[WHAT TO PRODUCE]:
Below are records; count the lines that contain "state" and give only the total.

[Collected data]
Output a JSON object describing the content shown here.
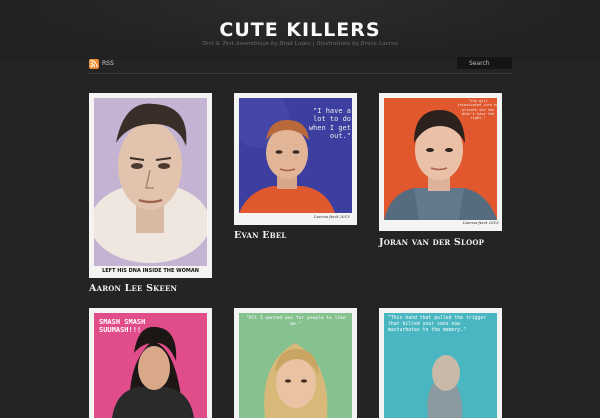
{
  "site": {
    "title": "CUTE KILLERS",
    "tagline": "Text & Text Assemblage by Brad Lopez | Illustrations by Bruce Lacroa"
  },
  "toolbar": {
    "rss_label": "RSS",
    "search_placeholder": "Search"
  },
  "posts": [
    {
      "caption": "Aaron Lee Skeen",
      "inner_caption": "LEFT HIS DNA INSIDE THE WOMAN",
      "bg": "#b9a7c9"
    },
    {
      "caption": "Evan Ebel",
      "quote": "\"I have a lot to do when I get out.\"",
      "signature": "Lacroa fecit 2013",
      "bg": "#3f42a3"
    },
    {
      "caption": "Joran van der Sloop",
      "quote": "\"the girl intoxicated into my private she she didn't have the right.\"",
      "signature": "Lacroa fecit 2013",
      "bg": "#e2582e"
    },
    {
      "caption": "",
      "quote": "SMASH SMASH SUUMASH!!!",
      "bg": "#e34f8b"
    },
    {
      "caption": "",
      "quote": "\"All I wanted was for people to like me.\"",
      "bg": "#8dc596"
    },
    {
      "caption": "",
      "quote": "\"This hand that pulled the trigger that killed your sons now masturbates to the memory.\"",
      "bg": "#4ab8c4"
    }
  ]
}
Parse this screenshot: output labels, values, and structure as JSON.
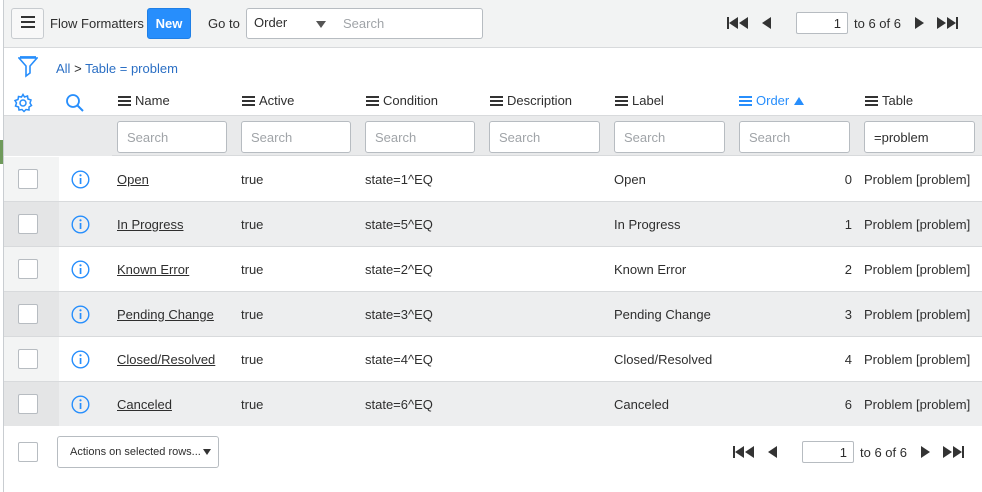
{
  "header": {
    "title": "Flow Formatters",
    "new_label": "New",
    "goto_label": "Go to",
    "goto_field": "Order",
    "search_placeholder": "Search",
    "pager": {
      "current": "1",
      "range_text": "to 6 of 6"
    }
  },
  "breadcrumb": {
    "all": "All",
    "separator": ">",
    "filter": "Table = problem"
  },
  "columns": {
    "name": "Name",
    "active": "Active",
    "condition": "Condition",
    "description": "Description",
    "label": "Label",
    "order": "Order",
    "table": "Table"
  },
  "column_search": {
    "placeholder": "Search",
    "table_value": "=problem"
  },
  "rows": [
    {
      "name": "Open",
      "active": "true",
      "condition": "state=1^EQ",
      "description": "",
      "label": "Open",
      "order": "0",
      "table": "Problem [problem]"
    },
    {
      "name": "In Progress",
      "active": "true",
      "condition": "state=5^EQ",
      "description": "",
      "label": "In Progress",
      "order": "1",
      "table": "Problem [problem]"
    },
    {
      "name": "Known Error",
      "active": "true",
      "condition": "state=2^EQ",
      "description": "",
      "label": "Known Error",
      "order": "2",
      "table": "Problem [problem]"
    },
    {
      "name": "Pending Change",
      "active": "true",
      "condition": "state=3^EQ",
      "description": "",
      "label": "Pending Change",
      "order": "3",
      "table": "Problem [problem]"
    },
    {
      "name": "Closed/Resolved",
      "active": "true",
      "condition": "state=4^EQ",
      "description": "",
      "label": "Closed/Resolved",
      "order": "4",
      "table": "Problem [problem]"
    },
    {
      "name": "Canceled",
      "active": "true",
      "condition": "state=6^EQ",
      "description": "",
      "label": "Canceled",
      "order": "6",
      "table": "Problem [problem]"
    }
  ],
  "footer": {
    "actions_label": "Actions on selected rows...",
    "pager": {
      "current": "1",
      "range_text": "to 6 of 6"
    }
  },
  "colors": {
    "accent": "#278efc",
    "link": "#2b6fc4"
  },
  "icons": {
    "menu": "hamburger-icon",
    "filter": "funnel-icon",
    "settings": "gear-icon",
    "search": "magnifier-icon",
    "info": "info-circle-icon",
    "first": "double-left-arrow-icon",
    "prev": "left-arrow-icon",
    "next": "right-arrow-icon",
    "last": "double-right-arrow-icon"
  }
}
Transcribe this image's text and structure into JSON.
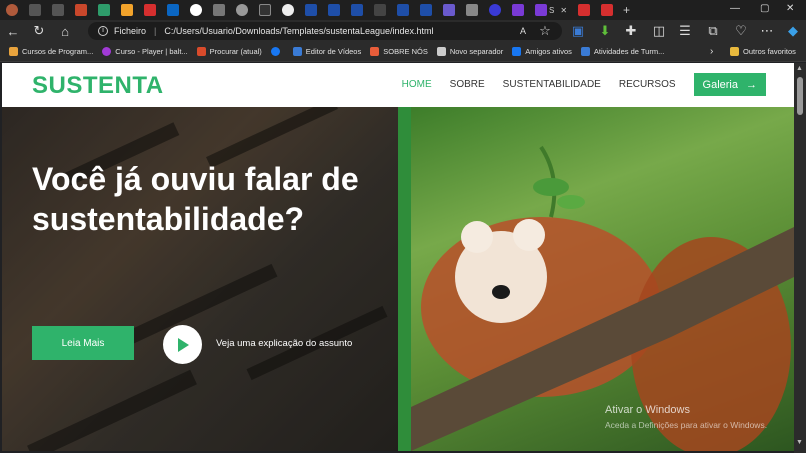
{
  "browser": {
    "active_tab_label": "S",
    "address": {
      "protocol_label": "Ficheiro",
      "url": "C:/Users/Usuario/Downloads/Templates/sustentaLeague/index.html"
    },
    "bookmarks": [
      {
        "label": "Cursos de Program...",
        "color": "#e8a33d"
      },
      {
        "label": "Curso - Player | balt...",
        "color": "#a13ad6"
      },
      {
        "label": "Procurar (atual)",
        "color": "#d94b2b"
      },
      {
        "label": "",
        "color": "#1877f2"
      },
      {
        "label": "Editor de Vídeos",
        "color": "#3a7bd5"
      },
      {
        "label": "SOBRE NÓS",
        "color": "#e85d3a"
      },
      {
        "label": "Novo separador",
        "color": "#cccccc"
      },
      {
        "label": "Amigos ativos",
        "color": "#1877f2"
      },
      {
        "label": "Atividades de Turm...",
        "color": "#3a7bd5"
      }
    ],
    "other_bookmarks_label": "Outros favoritos"
  },
  "site": {
    "logo": "SUSTENTA",
    "nav": {
      "home": "HOME",
      "sobre": "SOBRE",
      "sustentabilidade": "SUSTENTABILIDADE",
      "recursos": "RECURSOS",
      "galeria": "Galeria"
    },
    "hero": {
      "title": "Você já ouviu falar de sustentabilidade?",
      "primary_button": "Leia Mais",
      "video_label": "Veja uma explicação do assunto"
    }
  },
  "os": {
    "activation_title": "Ativar o Windows",
    "activation_subtitle": "Aceda a Definições para ativar o Windows."
  },
  "colors": {
    "accent": "#2fb36b"
  }
}
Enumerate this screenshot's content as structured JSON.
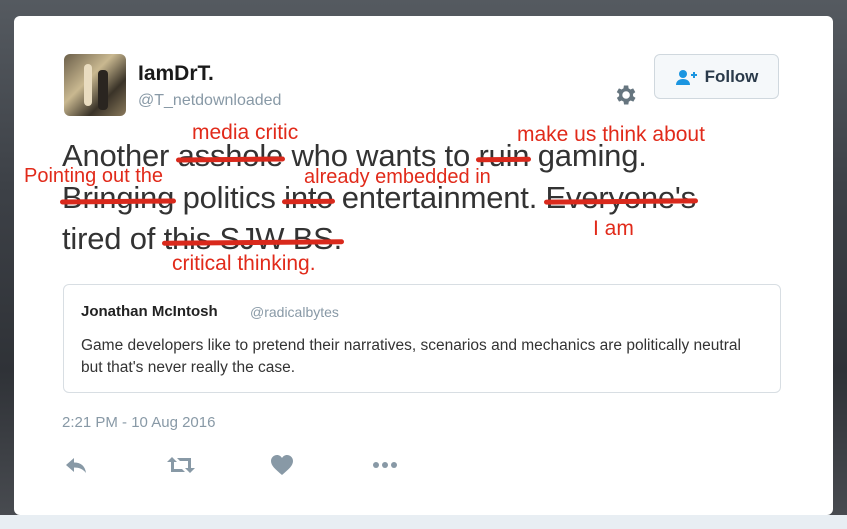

[EXERCISE RESULT]:
6